Task details
Each entry below is to be transcribed exactly.

+ + + +

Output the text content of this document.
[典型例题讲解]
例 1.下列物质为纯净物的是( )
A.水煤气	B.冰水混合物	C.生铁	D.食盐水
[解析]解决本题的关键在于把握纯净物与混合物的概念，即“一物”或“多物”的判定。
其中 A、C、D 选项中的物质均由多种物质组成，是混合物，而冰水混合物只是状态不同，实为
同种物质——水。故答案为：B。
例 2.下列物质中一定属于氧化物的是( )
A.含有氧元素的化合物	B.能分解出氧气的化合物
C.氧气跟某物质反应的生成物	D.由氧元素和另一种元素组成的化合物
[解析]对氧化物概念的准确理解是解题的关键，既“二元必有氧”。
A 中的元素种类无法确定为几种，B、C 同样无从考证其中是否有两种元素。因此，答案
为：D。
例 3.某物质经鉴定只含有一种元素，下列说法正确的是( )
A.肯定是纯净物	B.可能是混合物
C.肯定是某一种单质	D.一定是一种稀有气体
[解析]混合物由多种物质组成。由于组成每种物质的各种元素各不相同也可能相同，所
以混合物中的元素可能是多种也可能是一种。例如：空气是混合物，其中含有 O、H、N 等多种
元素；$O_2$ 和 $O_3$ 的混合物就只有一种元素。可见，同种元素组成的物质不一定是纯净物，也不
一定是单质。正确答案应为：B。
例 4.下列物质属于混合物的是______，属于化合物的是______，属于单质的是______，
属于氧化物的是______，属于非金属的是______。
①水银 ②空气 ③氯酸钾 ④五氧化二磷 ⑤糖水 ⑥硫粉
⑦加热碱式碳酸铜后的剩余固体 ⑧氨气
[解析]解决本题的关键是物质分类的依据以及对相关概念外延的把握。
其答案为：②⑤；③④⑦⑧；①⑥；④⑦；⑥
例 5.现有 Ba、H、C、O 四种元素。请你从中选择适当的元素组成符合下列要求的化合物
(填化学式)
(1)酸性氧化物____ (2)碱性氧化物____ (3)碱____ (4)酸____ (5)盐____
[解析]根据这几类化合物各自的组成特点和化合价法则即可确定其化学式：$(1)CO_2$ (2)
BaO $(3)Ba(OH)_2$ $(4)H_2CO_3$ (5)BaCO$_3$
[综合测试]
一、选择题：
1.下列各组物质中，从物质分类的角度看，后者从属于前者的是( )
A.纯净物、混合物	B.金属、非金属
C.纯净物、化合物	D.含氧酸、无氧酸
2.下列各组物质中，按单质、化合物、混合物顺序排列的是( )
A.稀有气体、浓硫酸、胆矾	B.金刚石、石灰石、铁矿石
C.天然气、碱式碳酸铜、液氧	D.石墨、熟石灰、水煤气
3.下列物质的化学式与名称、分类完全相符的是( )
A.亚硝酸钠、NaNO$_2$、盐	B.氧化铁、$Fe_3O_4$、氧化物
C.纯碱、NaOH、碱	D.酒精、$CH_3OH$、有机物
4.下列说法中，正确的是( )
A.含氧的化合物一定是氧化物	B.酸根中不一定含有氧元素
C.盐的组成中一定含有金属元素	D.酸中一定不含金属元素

+ + + +

Exercise output
Output the text content of this document.
[典型例题讲解]
例 1.下列物质为纯净物的是( )
A.水煤气	B.冰水混合物	C.生铁	D.食盐水
[解析]解决本题的关键在于把握纯净物与混合物的概念，即“一物”或“多物”的判定。
其中 A、C、D 选项中的物质均由多种物质组成，是混合物，而冰水混合物只是状态不同，实为
同种物质——水。故答案为：B。
例 2.下列物质中一定属于氧化物的是( )
A.含有氧元素的化合物	B.能分解出氧气的化合物
C.氧气跟某物质反应的生成物	D.由氧元素和另一种元素组成的化合物
[解析]对氧化物概念的准确理解是解题的关键，既“二元必有氧”。
A 中的元素种类无法确定为几种，B、C 同样无从考证其中是否有两种元素。因此，答案
为：D。
例 3.某物质经鉴定只含有一种元素，下列说法正确的是( )
A.肯定是纯净物	B.可能是混合物
C.肯定是某一种单质	D.一定是一种稀有气体
[解析]混合物由多种物质组成。由于组成每种物质的各种元素各不相同也可能相同，所
以混合物中的元素可能是多种也可能是一种。例如：空气是混合物，其中含有 O、H、N 等多种
元素；$O_2$ 和 $O_3$ 的混合物就只有一种元素。可见，同种元素组成的物质不一定是纯净物，也不
一定是单质。正确答案应为：B。
例 4.下列物质属于混合物的是______，属于化合物的是______，属于单质的是______，
属于氧化物的是______，属于非金属的是______。
①水银 ②空气 ③氯酸钾 ④五氧化二磷 ⑤糖水 ⑥硫粉
⑦加热碱式碳酸铜后的剩余固体 ⑧氨气
[解析]解决本题的关键是物质分类的依据以及对相关概念外延的把握。
其答案为：②⑤；③④⑦⑧；①⑥；④⑦；⑥
例 5.现有 Ba、H、C、O 四种元素。请你从中选择适当的元素组成符合下列要求的化合物
(填化学式)
(1)酸性氧化物____ (2)碱性氧化物____ (3)碱____ (4)酸____ (5)盐____
[解析]根据这几类化合物各自的组成特点和化合价法则即可确定其化学式：$(1)CO_2$ (2)
BaO $(3)Ba(OH)_2$ $(4)H_2CO_3$ (5)BaCO$_3$
[综合测试]
一、选择题：
1.下列各组物质中，从物质分类的角度看，后者从属于前者的是( )
A.纯净物、混合物	B.金属、非金属
C.纯净物、化合物	D.含氧酸、无氧酸
2.下列各组物质中，按单质、化合物、混合物顺序排列的是( )
A.稀有气体、浓硫酸、胆矾	B.金刚石、石灰石、铁矿石
C.天然气、碱式碳酸铜、液氧	D.石墨、熟石灰、水煤气
3.下列物质的化学式与名称、分类完全相符的是( )
A.亚硝酸钠、NaNO$_2$、盐	B.氧化铁、$Fe_3O_4$、氧化物
C.纯碱、NaOH、碱	D.酒精、$CH_3OH$、有机物
4.下列说法中，正确的是( )
A.含氧的化合物一定是氧化物	B.酸根中不一定含有氧元素
C.盐的组成中一定含有金属元素	D.酸中一定不含金属元素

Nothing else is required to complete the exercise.